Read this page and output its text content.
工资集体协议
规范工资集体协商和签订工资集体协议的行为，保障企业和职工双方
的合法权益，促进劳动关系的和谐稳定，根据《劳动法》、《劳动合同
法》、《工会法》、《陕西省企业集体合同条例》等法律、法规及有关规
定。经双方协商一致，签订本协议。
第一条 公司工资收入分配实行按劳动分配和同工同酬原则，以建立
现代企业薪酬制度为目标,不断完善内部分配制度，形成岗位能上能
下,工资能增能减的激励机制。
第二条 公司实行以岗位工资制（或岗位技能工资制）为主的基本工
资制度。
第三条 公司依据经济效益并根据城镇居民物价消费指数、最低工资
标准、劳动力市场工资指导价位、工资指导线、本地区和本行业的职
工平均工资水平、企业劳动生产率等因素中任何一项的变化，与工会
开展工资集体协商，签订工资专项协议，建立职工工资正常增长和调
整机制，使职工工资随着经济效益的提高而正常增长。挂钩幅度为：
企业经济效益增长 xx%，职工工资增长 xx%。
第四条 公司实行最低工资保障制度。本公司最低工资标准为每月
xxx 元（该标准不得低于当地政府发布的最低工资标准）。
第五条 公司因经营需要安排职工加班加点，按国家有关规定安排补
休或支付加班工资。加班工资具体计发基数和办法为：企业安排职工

^^^^^^^^

- EXERCISE AIM
From the listing above, extract every line exactly as it stands.

- TASK ANSWER
Read this page and output its text content.
工资集体协议
规范工资集体协商和签订工资集体协议的行为，保障企业和职工双方
的合法权益，促进劳动关系的和谐稳定，根据《劳动法》、《劳动合同
法》、《工会法》、《陕西省企业集体合同条例》等法律、法规及有关规
定。经双方协商一致，签订本协议。
第一条 公司工资收入分配实行按劳动分配和同工同酬原则，以建立
现代企业薪酬制度为目标,不断完善内部分配制度，形成岗位能上能
下,工资能增能减的激励机制。
第二条 公司实行以岗位工资制（或岗位技能工资制）为主的基本工
资制度。
第三条 公司依据经济效益并根据城镇居民物价消费指数、最低工资
标准、劳动力市场工资指导价位、工资指导线、本地区和本行业的职
工平均工资水平、企业劳动生产率等因素中任何一项的变化，与工会
开展工资集体协商，签订工资专项协议，建立职工工资正常增长和调
整机制，使职工工资随着经济效益的提高而正常增长。挂钩幅度为：
企业经济效益增长 xx%，职工工资增长 xx%。
第四条 公司实行最低工资保障制度。本公司最低工资标准为每月
xxx 元（该标准不得低于当地政府发布的最低工资标准）。
第五条 公司因经营需要安排职工加班加点，按国家有关规定安排补
休或支付加班工资。加班工资具体计发基数和办法为：企业安排职工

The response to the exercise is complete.